▸ EXERCISE INPUT:
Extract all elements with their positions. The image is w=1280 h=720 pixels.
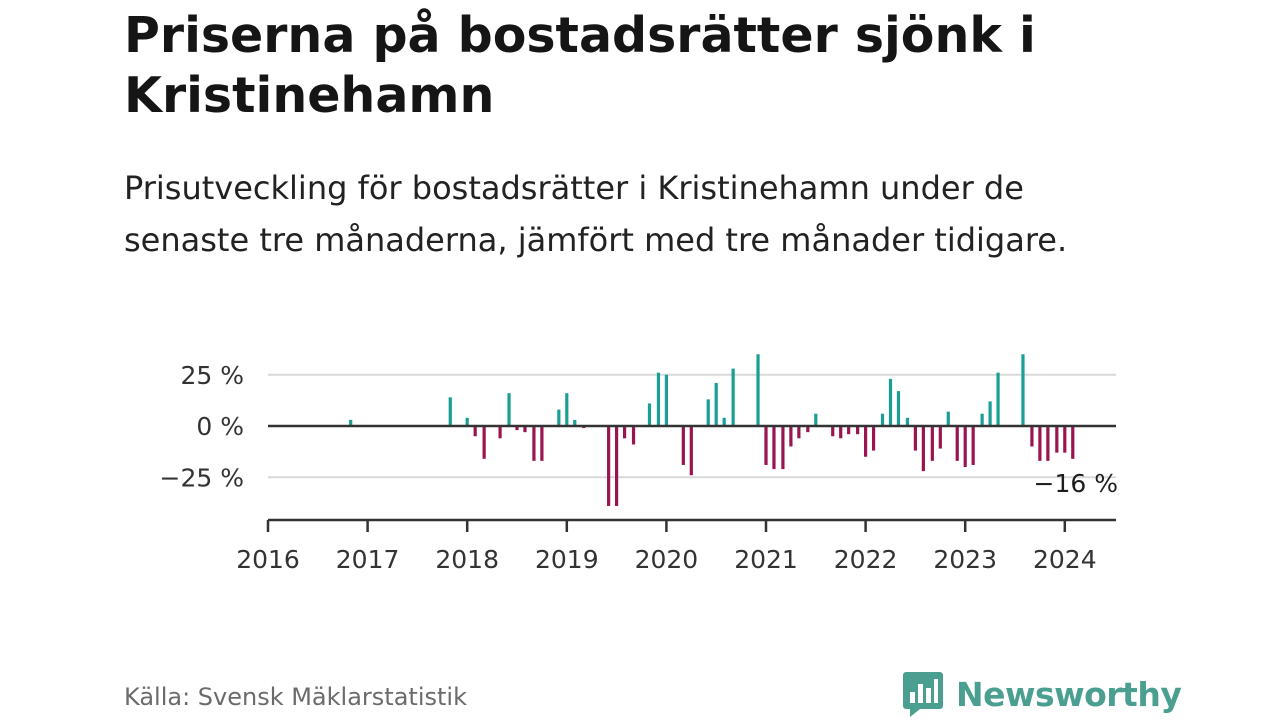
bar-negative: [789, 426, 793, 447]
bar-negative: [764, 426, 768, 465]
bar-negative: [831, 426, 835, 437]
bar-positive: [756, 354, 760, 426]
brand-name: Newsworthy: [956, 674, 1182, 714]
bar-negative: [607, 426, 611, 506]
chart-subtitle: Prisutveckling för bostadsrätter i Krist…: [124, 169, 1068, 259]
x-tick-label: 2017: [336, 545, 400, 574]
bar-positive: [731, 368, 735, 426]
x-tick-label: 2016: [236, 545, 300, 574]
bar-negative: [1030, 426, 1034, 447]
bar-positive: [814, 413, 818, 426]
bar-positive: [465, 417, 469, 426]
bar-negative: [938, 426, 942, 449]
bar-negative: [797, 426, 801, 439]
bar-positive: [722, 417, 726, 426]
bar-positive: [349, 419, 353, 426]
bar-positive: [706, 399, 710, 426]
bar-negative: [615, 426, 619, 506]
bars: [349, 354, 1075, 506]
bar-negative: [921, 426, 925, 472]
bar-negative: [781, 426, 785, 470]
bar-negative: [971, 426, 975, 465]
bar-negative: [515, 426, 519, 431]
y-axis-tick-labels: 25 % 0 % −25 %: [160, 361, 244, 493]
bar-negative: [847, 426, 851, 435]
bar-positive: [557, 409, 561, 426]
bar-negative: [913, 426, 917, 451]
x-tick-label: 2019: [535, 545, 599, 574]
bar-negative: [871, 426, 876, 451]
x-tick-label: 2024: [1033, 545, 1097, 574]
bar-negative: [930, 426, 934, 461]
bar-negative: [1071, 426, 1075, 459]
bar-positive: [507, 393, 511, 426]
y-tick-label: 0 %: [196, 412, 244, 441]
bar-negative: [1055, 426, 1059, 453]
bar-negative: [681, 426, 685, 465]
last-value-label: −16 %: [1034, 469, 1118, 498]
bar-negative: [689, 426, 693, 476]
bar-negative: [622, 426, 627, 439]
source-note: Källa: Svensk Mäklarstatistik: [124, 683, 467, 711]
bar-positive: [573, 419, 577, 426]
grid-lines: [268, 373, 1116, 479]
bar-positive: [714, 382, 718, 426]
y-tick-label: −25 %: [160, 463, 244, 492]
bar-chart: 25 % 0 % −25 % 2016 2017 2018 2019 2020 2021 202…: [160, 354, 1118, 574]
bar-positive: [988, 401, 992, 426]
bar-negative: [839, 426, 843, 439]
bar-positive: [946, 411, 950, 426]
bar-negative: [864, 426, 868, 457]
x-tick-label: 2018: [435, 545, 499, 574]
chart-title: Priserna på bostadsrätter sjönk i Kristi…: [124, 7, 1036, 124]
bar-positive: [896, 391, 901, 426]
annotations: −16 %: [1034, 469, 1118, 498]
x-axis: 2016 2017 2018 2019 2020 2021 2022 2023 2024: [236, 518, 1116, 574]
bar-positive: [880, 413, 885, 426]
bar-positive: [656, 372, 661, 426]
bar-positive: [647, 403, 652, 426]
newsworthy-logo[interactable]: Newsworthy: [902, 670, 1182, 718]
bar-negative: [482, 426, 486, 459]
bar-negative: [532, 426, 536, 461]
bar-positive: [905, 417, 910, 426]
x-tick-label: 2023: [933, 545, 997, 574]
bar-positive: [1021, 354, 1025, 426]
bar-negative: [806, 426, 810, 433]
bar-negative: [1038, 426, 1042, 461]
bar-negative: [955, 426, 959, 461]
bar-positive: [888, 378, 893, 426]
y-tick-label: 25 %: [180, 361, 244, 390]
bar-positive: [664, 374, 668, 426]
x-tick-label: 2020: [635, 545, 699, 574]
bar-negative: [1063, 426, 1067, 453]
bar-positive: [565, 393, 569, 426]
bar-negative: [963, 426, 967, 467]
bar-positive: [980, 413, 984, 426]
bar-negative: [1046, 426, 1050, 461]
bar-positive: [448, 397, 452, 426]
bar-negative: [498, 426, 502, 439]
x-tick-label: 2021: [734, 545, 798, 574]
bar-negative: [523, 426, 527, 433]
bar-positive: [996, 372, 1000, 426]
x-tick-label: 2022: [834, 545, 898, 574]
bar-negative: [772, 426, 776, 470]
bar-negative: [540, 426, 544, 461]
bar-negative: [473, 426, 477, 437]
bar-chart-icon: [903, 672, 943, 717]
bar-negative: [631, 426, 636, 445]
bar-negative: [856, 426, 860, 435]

...

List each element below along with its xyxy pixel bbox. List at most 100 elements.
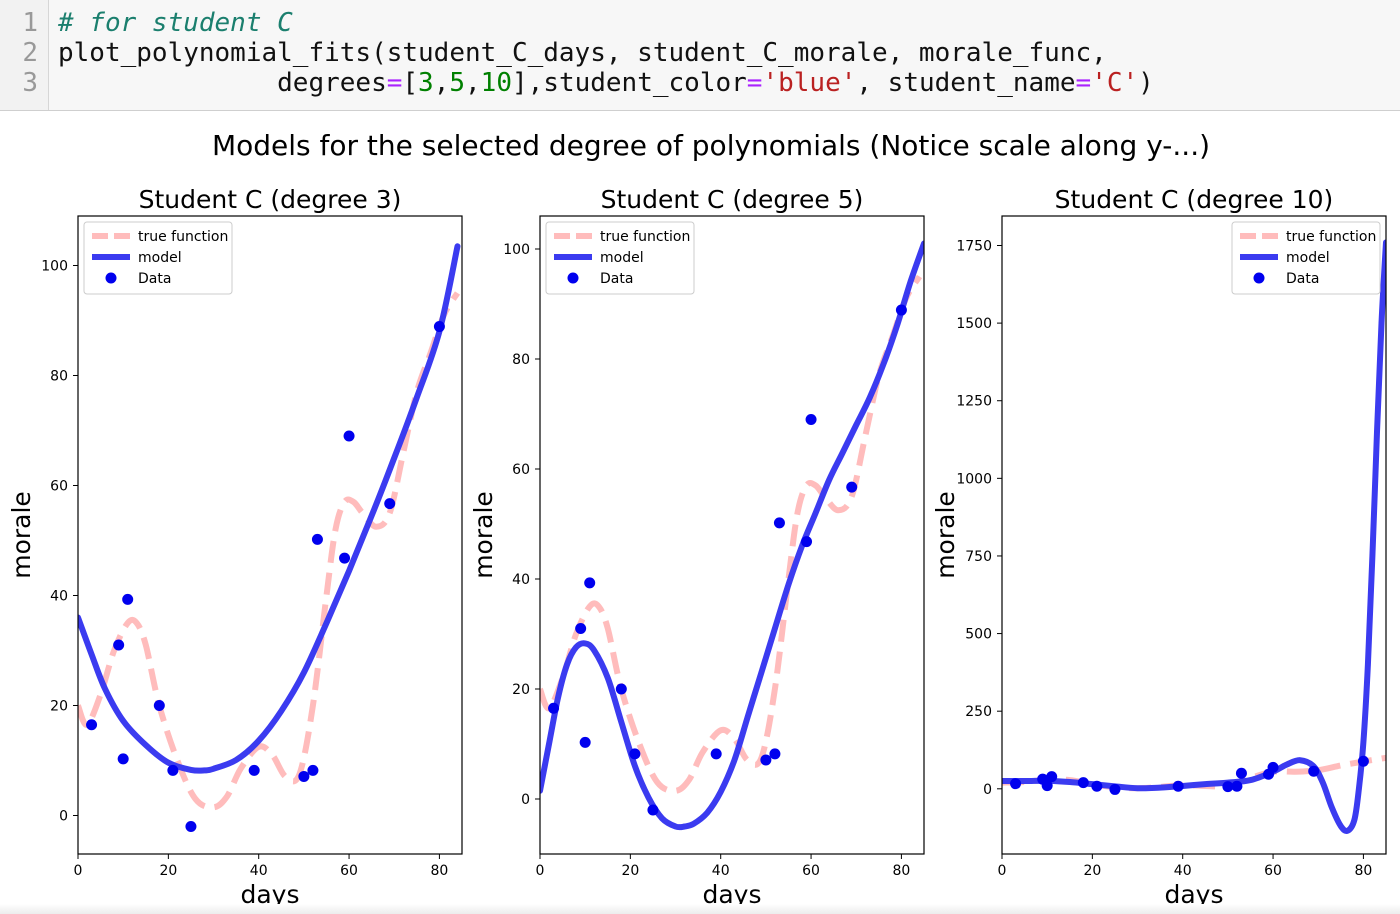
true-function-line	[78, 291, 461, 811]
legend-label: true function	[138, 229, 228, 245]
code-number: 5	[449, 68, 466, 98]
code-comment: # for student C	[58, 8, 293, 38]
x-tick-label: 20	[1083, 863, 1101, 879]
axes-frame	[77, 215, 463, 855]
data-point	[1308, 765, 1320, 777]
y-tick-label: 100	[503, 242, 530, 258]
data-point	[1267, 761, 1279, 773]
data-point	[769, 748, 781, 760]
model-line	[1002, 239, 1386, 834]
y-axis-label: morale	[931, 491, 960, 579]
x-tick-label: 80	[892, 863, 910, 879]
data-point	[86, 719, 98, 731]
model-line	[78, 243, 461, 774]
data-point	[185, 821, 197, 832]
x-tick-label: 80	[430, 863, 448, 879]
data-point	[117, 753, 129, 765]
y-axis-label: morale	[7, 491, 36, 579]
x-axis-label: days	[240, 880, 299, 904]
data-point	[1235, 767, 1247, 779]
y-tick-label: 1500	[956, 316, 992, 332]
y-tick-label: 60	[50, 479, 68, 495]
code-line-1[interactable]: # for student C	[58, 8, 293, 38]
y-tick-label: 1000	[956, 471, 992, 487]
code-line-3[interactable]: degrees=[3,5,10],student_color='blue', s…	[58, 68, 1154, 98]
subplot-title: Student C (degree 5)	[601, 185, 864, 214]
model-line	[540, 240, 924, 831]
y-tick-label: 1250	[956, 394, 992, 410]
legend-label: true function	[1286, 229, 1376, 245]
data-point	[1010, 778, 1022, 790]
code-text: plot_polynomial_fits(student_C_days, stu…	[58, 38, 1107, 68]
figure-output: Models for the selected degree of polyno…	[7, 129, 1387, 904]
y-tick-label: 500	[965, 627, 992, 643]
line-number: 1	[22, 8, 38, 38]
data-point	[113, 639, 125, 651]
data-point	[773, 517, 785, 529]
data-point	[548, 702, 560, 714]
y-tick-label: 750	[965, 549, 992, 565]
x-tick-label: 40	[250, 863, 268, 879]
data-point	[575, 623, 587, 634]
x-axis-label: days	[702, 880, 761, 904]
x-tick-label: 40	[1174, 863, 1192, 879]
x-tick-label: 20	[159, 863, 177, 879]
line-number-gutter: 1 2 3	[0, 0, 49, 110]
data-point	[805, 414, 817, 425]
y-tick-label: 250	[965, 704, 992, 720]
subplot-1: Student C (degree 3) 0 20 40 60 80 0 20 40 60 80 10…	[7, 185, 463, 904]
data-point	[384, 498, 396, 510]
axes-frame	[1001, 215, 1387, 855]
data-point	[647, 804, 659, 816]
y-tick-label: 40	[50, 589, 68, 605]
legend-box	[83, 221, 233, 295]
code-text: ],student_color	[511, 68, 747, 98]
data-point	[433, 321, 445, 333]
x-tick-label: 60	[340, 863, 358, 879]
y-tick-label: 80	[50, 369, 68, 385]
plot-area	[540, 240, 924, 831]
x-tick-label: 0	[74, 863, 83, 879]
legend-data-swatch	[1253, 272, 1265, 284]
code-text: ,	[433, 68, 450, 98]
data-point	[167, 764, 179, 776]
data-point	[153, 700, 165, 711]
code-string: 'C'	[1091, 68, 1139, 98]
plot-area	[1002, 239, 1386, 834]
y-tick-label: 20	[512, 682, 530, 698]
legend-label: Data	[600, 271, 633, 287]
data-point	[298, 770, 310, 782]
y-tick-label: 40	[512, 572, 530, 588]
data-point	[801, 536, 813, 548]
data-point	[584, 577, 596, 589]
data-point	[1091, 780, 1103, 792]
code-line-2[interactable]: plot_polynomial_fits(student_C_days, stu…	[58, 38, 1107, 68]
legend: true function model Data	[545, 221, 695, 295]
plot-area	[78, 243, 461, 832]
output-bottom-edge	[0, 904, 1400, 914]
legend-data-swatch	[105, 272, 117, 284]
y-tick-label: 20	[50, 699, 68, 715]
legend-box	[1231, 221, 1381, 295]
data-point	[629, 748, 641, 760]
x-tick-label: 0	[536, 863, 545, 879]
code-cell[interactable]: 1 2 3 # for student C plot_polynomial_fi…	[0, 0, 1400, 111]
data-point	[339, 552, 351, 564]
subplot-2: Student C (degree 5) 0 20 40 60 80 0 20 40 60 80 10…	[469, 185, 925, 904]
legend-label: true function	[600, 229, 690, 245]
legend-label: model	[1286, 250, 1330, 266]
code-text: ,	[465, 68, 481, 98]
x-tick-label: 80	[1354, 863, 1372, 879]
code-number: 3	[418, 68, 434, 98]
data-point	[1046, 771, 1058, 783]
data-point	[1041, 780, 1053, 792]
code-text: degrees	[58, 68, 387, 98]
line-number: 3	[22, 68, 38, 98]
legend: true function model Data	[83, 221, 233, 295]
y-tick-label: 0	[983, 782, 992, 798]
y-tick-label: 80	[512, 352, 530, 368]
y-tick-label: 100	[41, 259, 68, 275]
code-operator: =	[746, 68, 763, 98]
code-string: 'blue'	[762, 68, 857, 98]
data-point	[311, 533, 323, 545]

...

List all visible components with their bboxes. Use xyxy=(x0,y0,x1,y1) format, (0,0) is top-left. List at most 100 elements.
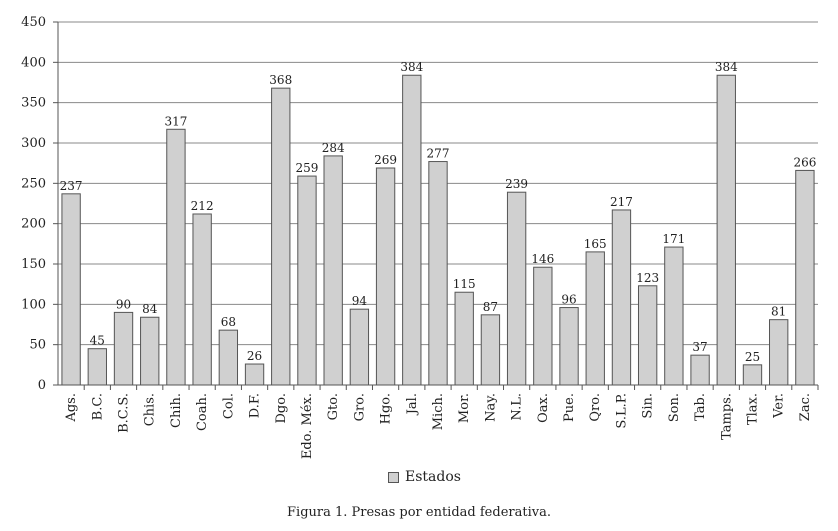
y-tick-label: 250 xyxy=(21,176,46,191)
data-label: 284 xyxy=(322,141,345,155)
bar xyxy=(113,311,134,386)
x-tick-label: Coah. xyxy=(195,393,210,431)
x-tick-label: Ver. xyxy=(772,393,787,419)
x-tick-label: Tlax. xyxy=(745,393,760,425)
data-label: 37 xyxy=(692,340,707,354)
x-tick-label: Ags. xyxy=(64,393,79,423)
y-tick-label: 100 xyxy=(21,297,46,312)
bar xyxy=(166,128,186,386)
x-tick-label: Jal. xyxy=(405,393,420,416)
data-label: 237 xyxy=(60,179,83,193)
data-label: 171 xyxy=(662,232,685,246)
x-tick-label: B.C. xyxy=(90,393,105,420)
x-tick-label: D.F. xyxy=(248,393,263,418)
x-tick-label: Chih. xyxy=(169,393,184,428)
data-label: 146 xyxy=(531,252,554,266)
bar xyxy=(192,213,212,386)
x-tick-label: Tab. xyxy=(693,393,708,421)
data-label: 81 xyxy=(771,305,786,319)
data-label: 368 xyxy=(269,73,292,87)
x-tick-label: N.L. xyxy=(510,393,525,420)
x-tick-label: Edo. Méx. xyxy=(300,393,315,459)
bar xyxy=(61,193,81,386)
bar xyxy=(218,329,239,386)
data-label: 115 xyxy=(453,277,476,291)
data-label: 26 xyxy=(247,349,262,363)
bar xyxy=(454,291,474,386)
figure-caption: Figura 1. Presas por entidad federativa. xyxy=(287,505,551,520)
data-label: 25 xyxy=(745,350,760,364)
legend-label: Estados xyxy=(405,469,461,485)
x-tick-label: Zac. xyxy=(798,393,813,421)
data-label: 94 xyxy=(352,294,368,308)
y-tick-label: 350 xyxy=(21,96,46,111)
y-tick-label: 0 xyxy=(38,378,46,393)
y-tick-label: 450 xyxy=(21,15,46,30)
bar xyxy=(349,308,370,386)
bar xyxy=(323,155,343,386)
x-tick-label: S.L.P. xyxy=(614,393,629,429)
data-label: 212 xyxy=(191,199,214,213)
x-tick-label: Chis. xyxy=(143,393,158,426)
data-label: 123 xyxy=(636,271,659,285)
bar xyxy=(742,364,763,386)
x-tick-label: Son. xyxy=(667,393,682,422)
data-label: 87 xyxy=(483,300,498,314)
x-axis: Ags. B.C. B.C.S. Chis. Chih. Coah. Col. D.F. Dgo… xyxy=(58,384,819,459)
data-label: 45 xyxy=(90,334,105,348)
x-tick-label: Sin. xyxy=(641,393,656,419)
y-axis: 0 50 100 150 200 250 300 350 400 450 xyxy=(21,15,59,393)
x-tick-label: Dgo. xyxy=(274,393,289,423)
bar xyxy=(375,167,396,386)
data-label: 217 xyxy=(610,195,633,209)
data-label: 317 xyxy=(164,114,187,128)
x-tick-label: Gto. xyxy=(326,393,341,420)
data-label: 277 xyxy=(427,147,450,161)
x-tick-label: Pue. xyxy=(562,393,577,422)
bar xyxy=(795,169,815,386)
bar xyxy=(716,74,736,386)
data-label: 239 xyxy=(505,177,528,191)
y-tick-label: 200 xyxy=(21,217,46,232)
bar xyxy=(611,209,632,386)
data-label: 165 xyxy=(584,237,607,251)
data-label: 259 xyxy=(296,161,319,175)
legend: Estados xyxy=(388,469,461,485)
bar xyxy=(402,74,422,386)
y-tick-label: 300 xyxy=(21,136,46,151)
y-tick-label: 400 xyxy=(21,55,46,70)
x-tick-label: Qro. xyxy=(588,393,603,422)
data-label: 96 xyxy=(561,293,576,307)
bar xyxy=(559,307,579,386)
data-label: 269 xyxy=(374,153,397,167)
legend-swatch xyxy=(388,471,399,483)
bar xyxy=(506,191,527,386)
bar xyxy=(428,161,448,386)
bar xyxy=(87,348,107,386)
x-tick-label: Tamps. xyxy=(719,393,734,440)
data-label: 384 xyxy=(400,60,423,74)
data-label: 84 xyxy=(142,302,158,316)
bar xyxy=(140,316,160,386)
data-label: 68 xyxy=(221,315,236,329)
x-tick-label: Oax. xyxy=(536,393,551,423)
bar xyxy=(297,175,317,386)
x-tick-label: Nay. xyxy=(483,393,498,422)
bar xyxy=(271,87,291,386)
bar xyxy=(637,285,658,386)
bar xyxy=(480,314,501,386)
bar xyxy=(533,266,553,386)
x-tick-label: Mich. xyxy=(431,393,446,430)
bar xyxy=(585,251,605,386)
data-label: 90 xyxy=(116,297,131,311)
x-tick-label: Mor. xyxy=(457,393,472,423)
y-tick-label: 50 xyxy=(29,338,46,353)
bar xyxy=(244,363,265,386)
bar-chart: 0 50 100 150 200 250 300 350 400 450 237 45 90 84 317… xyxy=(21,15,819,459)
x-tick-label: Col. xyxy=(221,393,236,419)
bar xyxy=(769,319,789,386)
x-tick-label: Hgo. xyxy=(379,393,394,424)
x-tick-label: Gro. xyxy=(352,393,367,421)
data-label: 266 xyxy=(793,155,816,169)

▸ WORK TO COMPLETE: Turn the lines into a Markdown table with the columns "No." and "Line", numbering each row and leaving out blank lines. Begin at the line that contains "bar-negative: [789, 426, 793, 447]" and stop after the line that contains "bar-negative: [607, 426, 611, 506]".

▸ FINAL RESULT:
| No. | Line |
|---|---|
| 1 | bar-negative: [789, 426, 793, 447] |
| 2 | bar-negative: [764, 426, 768, 465] |
| 3 | bar-negative: [831, 426, 835, 437] |
| 4 | bar-positive: [756, 354, 760, 426] |
| 5 | brand-name: Newsworthy: [956, 674, 1182, 714] |
| 6 | bar-negative: [607, 426, 611, 506] |